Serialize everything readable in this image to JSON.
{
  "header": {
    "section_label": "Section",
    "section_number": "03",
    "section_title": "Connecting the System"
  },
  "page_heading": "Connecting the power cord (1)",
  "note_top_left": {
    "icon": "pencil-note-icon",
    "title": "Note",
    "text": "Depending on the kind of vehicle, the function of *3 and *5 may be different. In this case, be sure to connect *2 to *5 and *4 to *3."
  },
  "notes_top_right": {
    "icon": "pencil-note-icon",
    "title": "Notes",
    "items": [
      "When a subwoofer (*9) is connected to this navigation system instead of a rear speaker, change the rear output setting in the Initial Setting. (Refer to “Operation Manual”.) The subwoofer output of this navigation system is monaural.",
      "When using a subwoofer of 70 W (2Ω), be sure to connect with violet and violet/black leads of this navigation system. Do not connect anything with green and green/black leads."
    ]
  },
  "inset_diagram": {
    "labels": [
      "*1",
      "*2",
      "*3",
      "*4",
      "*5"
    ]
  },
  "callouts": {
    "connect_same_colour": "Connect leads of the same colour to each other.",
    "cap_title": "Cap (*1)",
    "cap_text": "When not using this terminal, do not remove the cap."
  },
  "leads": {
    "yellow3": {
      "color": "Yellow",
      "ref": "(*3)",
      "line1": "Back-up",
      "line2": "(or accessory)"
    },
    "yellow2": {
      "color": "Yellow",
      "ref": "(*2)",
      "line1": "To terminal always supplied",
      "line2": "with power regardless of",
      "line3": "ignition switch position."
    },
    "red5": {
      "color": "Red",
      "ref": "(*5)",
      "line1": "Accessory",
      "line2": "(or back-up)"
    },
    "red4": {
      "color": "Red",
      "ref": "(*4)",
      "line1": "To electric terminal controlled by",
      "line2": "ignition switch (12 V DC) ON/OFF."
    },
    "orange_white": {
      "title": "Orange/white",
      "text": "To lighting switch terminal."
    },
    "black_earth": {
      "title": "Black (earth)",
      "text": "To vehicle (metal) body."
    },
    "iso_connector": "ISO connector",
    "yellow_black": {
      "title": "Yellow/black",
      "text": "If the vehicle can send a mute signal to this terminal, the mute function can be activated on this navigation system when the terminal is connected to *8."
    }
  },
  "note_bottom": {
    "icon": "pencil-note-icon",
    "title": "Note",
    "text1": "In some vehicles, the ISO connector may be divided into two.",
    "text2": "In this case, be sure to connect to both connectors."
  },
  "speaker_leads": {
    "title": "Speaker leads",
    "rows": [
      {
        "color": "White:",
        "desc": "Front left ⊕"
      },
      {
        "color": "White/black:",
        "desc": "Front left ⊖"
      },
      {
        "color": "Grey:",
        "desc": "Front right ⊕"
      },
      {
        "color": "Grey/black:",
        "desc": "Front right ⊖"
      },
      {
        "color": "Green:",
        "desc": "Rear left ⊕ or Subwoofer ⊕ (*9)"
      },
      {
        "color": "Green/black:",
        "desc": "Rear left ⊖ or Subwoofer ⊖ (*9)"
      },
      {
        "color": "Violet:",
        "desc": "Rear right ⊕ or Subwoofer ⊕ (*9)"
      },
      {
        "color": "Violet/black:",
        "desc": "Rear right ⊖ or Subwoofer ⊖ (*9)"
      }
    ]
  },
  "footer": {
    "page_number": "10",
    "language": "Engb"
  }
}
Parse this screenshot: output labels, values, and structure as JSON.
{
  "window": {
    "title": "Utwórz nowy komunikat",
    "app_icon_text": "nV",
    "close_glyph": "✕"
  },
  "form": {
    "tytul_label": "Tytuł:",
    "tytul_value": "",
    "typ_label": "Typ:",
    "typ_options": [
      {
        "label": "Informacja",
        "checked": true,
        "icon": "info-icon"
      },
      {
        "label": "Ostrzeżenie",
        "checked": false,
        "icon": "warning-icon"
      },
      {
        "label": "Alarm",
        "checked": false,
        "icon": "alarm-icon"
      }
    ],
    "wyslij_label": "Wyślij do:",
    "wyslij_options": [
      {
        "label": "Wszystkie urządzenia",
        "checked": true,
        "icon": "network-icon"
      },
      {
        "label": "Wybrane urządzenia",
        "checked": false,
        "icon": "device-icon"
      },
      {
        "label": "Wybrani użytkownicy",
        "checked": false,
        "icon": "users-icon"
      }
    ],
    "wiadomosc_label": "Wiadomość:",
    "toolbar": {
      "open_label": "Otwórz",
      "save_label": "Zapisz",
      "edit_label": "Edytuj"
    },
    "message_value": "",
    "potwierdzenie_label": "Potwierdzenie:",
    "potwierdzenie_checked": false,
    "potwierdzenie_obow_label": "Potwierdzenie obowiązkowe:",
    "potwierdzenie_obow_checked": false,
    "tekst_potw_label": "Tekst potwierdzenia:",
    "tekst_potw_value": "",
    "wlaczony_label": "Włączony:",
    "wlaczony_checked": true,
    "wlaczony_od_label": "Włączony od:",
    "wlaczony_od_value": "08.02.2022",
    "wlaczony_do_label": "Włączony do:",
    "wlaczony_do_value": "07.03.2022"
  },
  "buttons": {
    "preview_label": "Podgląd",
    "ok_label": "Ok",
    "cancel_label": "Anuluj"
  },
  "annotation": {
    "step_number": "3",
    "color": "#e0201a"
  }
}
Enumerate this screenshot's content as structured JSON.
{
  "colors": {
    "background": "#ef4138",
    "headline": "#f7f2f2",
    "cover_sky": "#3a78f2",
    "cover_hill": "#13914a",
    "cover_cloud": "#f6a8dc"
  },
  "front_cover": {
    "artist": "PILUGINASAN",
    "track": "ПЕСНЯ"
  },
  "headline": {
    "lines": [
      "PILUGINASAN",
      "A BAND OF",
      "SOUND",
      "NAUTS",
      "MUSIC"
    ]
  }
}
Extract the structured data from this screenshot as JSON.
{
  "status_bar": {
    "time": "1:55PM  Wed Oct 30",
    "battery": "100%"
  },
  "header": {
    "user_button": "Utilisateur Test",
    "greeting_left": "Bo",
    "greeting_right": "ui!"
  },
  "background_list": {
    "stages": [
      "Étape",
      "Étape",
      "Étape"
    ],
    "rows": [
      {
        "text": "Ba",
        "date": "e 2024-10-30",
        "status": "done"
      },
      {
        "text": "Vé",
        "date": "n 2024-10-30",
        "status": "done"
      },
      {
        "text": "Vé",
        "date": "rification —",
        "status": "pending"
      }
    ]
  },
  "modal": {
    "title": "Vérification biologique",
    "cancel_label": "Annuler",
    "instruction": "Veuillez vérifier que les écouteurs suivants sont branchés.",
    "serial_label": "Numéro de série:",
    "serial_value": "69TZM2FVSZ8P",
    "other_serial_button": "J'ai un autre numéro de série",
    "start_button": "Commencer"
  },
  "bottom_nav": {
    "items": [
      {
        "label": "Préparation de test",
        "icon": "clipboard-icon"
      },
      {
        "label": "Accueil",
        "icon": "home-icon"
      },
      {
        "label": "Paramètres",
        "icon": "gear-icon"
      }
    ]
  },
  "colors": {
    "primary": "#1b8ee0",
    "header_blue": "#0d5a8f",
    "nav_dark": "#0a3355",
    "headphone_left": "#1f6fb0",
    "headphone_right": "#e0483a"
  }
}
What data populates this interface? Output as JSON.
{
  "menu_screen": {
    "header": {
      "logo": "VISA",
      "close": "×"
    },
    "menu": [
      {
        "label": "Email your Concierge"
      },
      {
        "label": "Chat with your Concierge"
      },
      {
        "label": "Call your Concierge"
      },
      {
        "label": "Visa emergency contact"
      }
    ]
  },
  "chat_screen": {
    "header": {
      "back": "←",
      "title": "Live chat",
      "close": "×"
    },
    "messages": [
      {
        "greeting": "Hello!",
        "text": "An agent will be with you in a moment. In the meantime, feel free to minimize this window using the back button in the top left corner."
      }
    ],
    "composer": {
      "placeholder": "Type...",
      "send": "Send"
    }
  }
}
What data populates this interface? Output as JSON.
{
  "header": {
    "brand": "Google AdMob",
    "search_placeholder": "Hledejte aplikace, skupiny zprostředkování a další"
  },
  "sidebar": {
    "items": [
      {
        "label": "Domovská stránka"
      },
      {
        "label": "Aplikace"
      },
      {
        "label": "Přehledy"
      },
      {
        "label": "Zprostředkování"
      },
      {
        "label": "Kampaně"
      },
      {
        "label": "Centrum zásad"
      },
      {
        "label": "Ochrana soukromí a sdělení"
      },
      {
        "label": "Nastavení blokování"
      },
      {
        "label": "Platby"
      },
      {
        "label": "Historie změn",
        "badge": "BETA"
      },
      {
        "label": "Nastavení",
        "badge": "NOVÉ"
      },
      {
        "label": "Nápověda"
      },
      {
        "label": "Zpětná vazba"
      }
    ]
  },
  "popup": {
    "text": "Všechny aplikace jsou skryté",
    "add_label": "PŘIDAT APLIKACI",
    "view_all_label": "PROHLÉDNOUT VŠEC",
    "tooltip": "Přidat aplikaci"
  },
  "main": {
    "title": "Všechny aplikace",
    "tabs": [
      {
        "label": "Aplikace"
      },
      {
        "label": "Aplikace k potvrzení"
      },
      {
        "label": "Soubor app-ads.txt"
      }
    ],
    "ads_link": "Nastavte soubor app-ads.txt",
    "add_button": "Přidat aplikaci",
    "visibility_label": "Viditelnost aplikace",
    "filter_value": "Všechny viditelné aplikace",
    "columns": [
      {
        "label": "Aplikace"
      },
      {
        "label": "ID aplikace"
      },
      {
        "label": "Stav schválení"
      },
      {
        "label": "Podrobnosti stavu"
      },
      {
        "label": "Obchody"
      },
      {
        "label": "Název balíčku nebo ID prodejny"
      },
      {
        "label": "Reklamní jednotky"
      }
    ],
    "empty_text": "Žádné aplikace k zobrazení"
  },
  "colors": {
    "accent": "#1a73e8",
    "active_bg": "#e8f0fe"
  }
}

____________

Find every line in the records above that holds the word "function", and copy each one.

    "text": "Depending on the kind of vehicle, the function of *3 and *5 may be different. In this case, be sure to connect *2 to *5 and *4 to *3."
      "text": "If the vehicle can send a mute signal to this terminal, the mute function can be activated on this navigation system when the terminal is connected to *8."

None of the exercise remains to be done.